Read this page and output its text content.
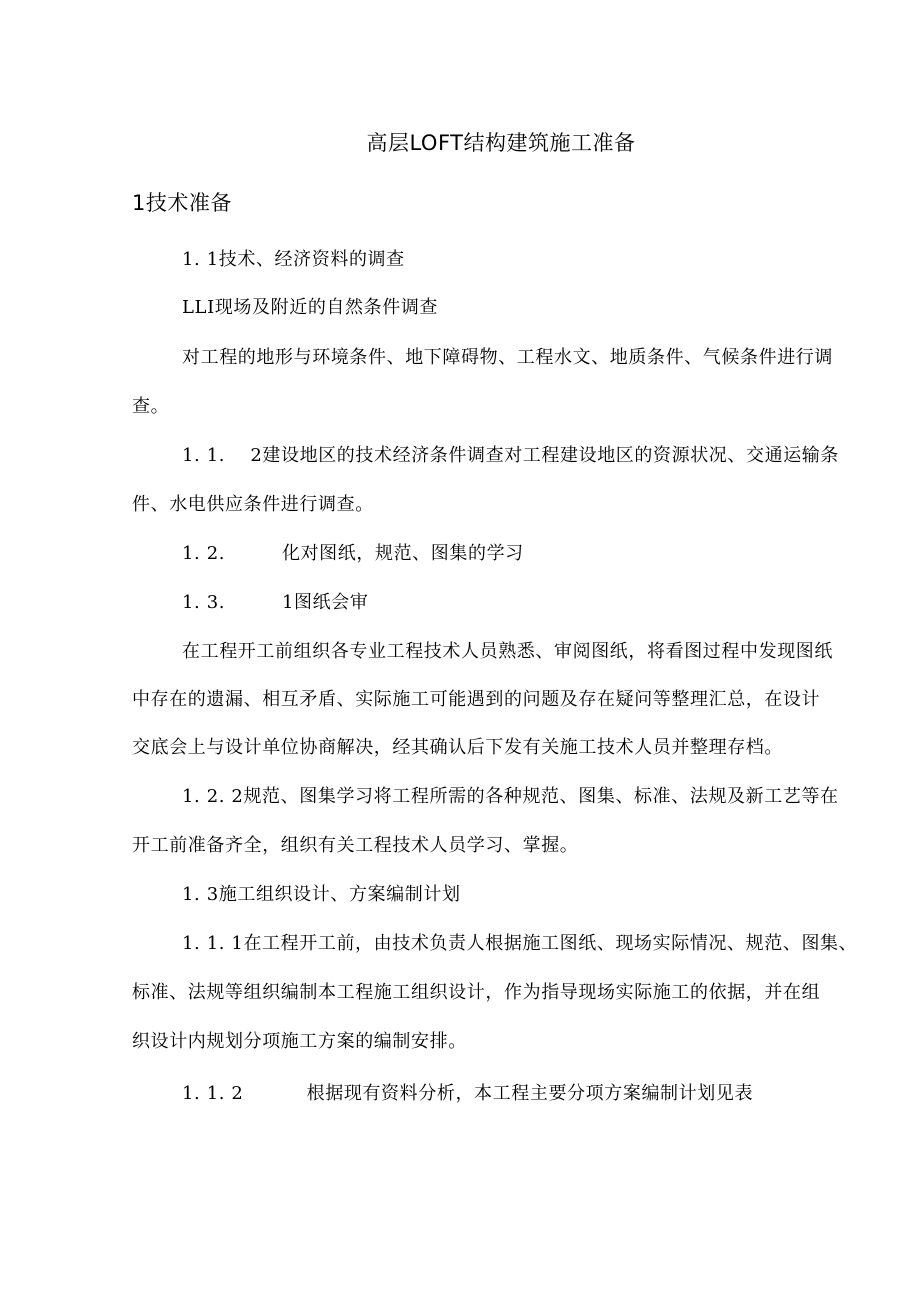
高层LOFT结构建筑施工准备
1技术准备
1. 1技术、经济资料的调查
LLI现场及附近的自然条件调查
对工程的地形与环境条件、地下障碍物、工程水文、地质条件、气候条件进行调
查。
1. 1.    2建设地区的技术经济条件调查对工程建设地区的资源状况、交通运输条
件、水电供应条件进行调查。
1. 2.         化对图纸，规范、图集的学习
1. 3.         1图纸会审
在工程开工前组织各专业工程技术人员熟悉、审阅图纸，将看图过程中发现图纸
中存在的遗漏、相互矛盾、实际施工可能遇到的问题及存在疑问等整理汇总，在设计
交底会上与设计单位协商解决，经其确认后下发有关施工技术人员并整理存档。
1. 2. 2规范、图集学习将工程所需的各种规范、图集、标准、法规及新工艺等在
开工前准备齐全，组织有关工程技术人员学习、掌握。
1. 3施工组织设计、方案编制计划
1. 1. 1在工程开工前，由技术负责人根据施工图纸、现场实际情况、规范、图集、
标准、法规等组织编制本工程施工组织设计，作为指导现场实际施工的依据，并在组
织设计内规划分项施工方案的编制安排。
1. 1. 2          根据现有资料分析，本工程主要分项方案编制计划见表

__Problem__
Exclude the pictures. Write out the remaining data exactly.

__Task output__
Read this page and output its text content.
高层LOFT结构建筑施工准备
1技术准备
1. 1技术、经济资料的调查
LLI现场及附近的自然条件调查
对工程的地形与环境条件、地下障碍物、工程水文、地质条件、气候条件进行调
查。
1. 1.    2建设地区的技术经济条件调查对工程建设地区的资源状况、交通运输条
件、水电供应条件进行调查。
1. 2.         化对图纸，规范、图集的学习
1. 3.         1图纸会审
在工程开工前组织各专业工程技术人员熟悉、审阅图纸，将看图过程中发现图纸
中存在的遗漏、相互矛盾、实际施工可能遇到的问题及存在疑问等整理汇总，在设计
交底会上与设计单位协商解决，经其确认后下发有关施工技术人员并整理存档。
1. 2. 2规范、图集学习将工程所需的各种规范、图集、标准、法规及新工艺等在
开工前准备齐全，组织有关工程技术人员学习、掌握。
1. 3施工组织设计、方案编制计划
1. 1. 1在工程开工前，由技术负责人根据施工图纸、现场实际情况、规范、图集、
标准、法规等组织编制本工程施工组织设计，作为指导现场实际施工的依据，并在组
织设计内规划分项施工方案的编制安排。
1. 1. 2          根据现有资料分析，本工程主要分项方案编制计划见表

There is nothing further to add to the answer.